● Exercise
Copy all lines that contain the word "информации".

● Data records

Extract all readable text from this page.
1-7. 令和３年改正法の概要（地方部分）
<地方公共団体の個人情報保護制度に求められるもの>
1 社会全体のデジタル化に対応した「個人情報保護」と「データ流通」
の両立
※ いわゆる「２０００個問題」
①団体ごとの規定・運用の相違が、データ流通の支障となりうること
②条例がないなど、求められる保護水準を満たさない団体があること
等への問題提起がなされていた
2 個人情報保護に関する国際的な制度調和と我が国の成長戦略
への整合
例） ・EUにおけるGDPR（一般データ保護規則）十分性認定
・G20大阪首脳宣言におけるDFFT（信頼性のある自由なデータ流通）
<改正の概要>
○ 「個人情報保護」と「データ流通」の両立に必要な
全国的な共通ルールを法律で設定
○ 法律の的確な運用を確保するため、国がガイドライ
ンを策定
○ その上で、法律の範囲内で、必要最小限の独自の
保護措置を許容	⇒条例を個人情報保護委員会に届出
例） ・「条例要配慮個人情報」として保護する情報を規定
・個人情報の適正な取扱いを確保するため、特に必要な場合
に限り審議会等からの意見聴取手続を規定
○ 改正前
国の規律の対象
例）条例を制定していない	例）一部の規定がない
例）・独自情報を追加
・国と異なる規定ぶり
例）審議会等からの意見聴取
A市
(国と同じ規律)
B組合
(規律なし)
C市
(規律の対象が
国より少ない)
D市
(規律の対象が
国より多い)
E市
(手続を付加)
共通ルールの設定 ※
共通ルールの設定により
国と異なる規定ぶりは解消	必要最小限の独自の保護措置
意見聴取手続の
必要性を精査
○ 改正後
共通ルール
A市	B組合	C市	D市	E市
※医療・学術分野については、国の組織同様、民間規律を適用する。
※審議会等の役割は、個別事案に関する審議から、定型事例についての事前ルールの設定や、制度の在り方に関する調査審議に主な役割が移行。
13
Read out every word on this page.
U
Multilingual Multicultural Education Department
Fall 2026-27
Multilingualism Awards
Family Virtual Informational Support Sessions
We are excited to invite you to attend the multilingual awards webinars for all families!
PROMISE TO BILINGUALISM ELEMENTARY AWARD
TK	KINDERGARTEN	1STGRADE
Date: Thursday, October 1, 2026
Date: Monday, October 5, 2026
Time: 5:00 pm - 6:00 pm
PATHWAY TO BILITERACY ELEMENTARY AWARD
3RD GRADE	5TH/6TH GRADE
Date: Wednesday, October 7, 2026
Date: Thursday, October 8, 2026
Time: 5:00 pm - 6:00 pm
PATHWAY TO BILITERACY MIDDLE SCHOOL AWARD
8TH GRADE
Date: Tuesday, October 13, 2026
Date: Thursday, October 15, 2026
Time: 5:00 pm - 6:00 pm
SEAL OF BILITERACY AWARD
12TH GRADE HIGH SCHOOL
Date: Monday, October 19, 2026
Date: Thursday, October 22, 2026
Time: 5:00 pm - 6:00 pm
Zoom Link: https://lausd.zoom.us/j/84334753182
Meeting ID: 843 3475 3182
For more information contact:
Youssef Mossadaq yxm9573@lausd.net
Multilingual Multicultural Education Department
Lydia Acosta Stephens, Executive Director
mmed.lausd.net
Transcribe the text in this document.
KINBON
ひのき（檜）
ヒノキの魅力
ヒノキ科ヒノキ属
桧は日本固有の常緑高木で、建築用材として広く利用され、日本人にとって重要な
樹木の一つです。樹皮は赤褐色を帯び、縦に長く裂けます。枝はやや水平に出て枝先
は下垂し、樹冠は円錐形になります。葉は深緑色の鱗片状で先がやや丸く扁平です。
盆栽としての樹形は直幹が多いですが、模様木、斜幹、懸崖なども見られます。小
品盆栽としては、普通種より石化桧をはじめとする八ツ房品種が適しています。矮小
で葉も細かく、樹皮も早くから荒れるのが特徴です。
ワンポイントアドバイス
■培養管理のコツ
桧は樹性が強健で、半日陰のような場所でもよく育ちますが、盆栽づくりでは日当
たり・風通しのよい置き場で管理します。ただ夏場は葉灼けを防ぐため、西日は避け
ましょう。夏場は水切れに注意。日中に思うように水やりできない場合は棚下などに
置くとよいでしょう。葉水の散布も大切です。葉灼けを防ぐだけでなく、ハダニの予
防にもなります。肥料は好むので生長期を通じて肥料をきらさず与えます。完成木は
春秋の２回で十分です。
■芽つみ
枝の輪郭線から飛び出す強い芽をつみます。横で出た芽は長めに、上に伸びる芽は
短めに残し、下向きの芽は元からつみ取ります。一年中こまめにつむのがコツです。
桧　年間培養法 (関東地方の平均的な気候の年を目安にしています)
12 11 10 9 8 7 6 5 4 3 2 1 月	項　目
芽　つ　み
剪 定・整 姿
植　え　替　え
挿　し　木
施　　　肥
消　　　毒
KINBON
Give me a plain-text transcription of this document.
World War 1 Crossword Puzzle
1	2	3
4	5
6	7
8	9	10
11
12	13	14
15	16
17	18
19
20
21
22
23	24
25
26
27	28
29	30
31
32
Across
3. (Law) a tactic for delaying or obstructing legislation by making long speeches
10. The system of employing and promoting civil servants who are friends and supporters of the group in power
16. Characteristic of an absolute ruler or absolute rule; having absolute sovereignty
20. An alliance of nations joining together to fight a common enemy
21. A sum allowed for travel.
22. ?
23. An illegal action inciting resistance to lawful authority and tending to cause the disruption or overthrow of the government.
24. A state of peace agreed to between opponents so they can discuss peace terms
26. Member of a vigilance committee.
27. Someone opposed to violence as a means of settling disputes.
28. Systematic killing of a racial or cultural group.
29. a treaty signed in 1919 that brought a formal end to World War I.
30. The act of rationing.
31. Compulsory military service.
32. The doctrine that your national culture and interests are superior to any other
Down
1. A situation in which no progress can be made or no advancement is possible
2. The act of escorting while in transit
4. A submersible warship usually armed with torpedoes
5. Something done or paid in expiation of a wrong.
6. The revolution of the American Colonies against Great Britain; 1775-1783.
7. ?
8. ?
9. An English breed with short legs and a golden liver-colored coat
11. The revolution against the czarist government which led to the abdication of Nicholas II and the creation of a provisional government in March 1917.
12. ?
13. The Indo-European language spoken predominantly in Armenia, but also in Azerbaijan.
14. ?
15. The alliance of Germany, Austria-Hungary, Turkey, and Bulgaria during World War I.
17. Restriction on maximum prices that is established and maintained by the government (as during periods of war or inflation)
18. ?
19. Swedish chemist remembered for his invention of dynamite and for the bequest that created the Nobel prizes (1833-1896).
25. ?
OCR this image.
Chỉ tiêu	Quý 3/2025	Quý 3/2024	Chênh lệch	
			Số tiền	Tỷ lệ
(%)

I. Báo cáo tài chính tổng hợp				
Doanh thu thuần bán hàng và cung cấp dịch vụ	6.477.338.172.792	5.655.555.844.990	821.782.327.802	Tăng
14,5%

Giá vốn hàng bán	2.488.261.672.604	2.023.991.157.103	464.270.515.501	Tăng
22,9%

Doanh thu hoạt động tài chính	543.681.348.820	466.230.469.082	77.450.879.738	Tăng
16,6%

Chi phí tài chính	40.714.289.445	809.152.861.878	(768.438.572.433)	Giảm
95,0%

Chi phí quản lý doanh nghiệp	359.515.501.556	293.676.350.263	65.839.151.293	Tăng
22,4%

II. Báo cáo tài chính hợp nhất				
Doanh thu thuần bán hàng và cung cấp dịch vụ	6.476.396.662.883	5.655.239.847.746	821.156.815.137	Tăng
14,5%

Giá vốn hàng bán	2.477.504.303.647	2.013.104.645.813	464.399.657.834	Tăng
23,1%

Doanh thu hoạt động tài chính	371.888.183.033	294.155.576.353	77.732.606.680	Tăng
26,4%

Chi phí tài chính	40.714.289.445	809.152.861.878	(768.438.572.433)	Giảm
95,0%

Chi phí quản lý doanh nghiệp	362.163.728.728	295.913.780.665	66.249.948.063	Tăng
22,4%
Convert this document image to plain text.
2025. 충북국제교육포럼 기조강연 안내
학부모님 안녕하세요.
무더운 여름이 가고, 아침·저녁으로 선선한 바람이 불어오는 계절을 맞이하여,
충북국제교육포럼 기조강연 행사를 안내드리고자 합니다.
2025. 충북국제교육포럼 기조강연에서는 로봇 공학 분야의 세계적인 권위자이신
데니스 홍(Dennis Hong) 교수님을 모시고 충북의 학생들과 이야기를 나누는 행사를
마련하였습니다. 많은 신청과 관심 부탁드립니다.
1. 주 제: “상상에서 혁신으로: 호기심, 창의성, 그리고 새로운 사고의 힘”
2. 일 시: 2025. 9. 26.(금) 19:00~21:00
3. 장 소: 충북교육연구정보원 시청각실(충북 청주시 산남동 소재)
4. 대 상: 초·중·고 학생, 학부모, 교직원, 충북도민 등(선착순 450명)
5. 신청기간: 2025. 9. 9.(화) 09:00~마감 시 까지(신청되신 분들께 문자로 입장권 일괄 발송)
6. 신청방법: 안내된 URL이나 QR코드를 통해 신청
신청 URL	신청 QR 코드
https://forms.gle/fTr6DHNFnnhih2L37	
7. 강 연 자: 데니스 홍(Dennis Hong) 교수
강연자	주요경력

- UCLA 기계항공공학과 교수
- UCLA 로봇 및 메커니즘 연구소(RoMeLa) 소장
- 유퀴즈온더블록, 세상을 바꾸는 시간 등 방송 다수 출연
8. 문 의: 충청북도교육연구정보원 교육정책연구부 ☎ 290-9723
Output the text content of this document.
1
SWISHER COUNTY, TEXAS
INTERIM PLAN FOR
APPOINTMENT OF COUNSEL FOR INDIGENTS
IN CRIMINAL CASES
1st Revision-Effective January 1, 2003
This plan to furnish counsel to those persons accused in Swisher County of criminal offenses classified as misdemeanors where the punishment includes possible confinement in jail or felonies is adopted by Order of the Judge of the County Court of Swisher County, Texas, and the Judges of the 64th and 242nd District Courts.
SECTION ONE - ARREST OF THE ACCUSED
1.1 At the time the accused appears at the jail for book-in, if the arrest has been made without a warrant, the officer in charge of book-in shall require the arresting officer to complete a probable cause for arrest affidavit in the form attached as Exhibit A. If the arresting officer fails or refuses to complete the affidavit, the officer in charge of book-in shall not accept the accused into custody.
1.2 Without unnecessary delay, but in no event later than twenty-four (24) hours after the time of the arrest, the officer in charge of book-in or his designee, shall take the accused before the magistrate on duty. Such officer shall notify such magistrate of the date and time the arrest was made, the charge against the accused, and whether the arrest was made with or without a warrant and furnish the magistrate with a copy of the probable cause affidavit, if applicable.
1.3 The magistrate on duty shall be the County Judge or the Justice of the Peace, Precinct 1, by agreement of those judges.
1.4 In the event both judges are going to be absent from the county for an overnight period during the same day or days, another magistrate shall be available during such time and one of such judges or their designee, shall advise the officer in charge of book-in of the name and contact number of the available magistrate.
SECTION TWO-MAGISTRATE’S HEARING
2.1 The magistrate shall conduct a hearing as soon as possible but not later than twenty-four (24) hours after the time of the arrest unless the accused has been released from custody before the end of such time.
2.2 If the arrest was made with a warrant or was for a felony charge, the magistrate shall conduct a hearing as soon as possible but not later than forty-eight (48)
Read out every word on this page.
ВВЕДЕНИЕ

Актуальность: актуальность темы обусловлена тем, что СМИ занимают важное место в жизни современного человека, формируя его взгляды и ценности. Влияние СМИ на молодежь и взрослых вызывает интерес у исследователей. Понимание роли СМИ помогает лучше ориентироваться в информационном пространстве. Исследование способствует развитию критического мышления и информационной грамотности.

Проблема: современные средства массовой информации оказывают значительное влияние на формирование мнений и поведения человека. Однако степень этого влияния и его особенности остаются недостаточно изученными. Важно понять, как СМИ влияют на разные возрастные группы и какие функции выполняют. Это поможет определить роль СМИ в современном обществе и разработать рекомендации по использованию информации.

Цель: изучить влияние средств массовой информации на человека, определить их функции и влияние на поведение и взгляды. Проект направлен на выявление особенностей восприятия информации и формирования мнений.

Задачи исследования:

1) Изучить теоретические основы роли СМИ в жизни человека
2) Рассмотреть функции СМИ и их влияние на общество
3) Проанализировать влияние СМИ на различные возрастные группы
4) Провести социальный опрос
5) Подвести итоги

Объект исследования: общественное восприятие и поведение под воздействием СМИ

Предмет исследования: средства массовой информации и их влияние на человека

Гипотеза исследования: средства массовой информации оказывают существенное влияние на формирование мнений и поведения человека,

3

● Exercise output
Проблема: современные средства массовой информации оказывают значительное влияние на формирование мнений и поведения человека. Однако степень этого влияния и его особенности остаются недостаточно изученными. Важно понять, как СМИ влияют на разные возрастные группы и какие функции выполняют. Это поможет определить роль СМИ в современном обществе и разработать рекомендации по использованию информации.
Цель: изучить влияние средств массовой информации на человека, определить их функции и влияние на поведение и взгляды. Проект направлен на выявление особенностей восприятия информации и формирования мнений.
Предмет исследования: средства массовой информации и их влияние на человека
Гипотеза исследования: средства массовой информации оказывают существенное влияние на формирование мнений и поведения человека,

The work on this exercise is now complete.